**Records about charts and figures**.
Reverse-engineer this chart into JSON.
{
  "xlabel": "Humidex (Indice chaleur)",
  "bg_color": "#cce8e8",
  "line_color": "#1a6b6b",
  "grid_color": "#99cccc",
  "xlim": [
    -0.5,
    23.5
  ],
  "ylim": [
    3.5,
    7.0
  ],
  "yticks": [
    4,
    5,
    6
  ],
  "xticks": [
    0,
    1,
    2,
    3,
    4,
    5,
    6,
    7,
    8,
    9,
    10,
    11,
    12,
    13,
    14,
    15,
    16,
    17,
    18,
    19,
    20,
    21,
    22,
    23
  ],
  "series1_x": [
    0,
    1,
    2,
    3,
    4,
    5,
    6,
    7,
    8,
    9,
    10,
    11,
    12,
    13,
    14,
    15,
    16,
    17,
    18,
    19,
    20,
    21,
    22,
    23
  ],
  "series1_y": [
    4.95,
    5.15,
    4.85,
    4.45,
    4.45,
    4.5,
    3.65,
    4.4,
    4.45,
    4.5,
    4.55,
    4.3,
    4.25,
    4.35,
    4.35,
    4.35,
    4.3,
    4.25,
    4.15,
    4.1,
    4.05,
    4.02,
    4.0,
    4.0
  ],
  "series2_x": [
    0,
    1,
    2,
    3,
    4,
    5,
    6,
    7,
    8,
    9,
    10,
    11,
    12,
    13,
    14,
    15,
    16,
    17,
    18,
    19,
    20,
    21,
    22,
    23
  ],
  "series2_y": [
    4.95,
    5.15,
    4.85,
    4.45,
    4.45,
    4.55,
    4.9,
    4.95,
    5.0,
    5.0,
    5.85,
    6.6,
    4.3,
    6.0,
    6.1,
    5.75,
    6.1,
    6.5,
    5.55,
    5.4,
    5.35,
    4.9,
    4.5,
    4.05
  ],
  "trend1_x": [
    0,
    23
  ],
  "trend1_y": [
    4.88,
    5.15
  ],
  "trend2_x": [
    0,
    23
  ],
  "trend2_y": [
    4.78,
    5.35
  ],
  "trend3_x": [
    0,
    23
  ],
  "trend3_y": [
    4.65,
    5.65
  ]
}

**STATED GOAL**. Return the full listing, character for character.

**FINISHED TASK**.
Reverse-engineer this chart into JSON.
{
  "xlabel": "Humidex (Indice chaleur)",
  "bg_color": "#cce8e8",
  "line_color": "#1a6b6b",
  "grid_color": "#99cccc",
  "xlim": [
    -0.5,
    23.5
  ],
  "ylim": [
    3.5,
    7.0
  ],
  "yticks": [
    4,
    5,
    6
  ],
  "xticks": [
    0,
    1,
    2,
    3,
    4,
    5,
    6,
    7,
    8,
    9,
    10,
    11,
    12,
    13,
    14,
    15,
    16,
    17,
    18,
    19,
    20,
    21,
    22,
    23
  ],
  "series1_x": [
    0,
    1,
    2,
    3,
    4,
    5,
    6,
    7,
    8,
    9,
    10,
    11,
    12,
    13,
    14,
    15,
    16,
    17,
    18,
    19,
    20,
    21,
    22,
    23
  ],
  "series1_y": [
    4.95,
    5.15,
    4.85,
    4.45,
    4.45,
    4.5,
    3.65,
    4.4,
    4.45,
    4.5,
    4.55,
    4.3,
    4.25,
    4.35,
    4.35,
    4.35,
    4.3,
    4.25,
    4.15,
    4.1,
    4.05,
    4.02,
    4.0,
    4.0
  ],
  "series2_x": [
    0,
    1,
    2,
    3,
    4,
    5,
    6,
    7,
    8,
    9,
    10,
    11,
    12,
    13,
    14,
    15,
    16,
    17,
    18,
    19,
    20,
    21,
    22,
    23
  ],
  "series2_y": [
    4.95,
    5.15,
    4.85,
    4.45,
    4.45,
    4.55,
    4.9,
    4.95,
    5.0,
    5.0,
    5.85,
    6.6,
    4.3,
    6.0,
    6.1,
    5.75,
    6.1,
    6.5,
    5.55,
    5.4,
    5.35,
    4.9,
    4.5,
    4.05
  ],
  "trend1_x": [
    0,
    23
  ],
  "trend1_y": [
    4.88,
    5.15
  ],
  "trend2_x": [
    0,
    23
  ],
  "trend2_y": [
    4.78,
    5.35
  ],
  "trend3_x": [
    0,
    23
  ],
  "trend3_y": [
    4.65,
    5.65
  ]
}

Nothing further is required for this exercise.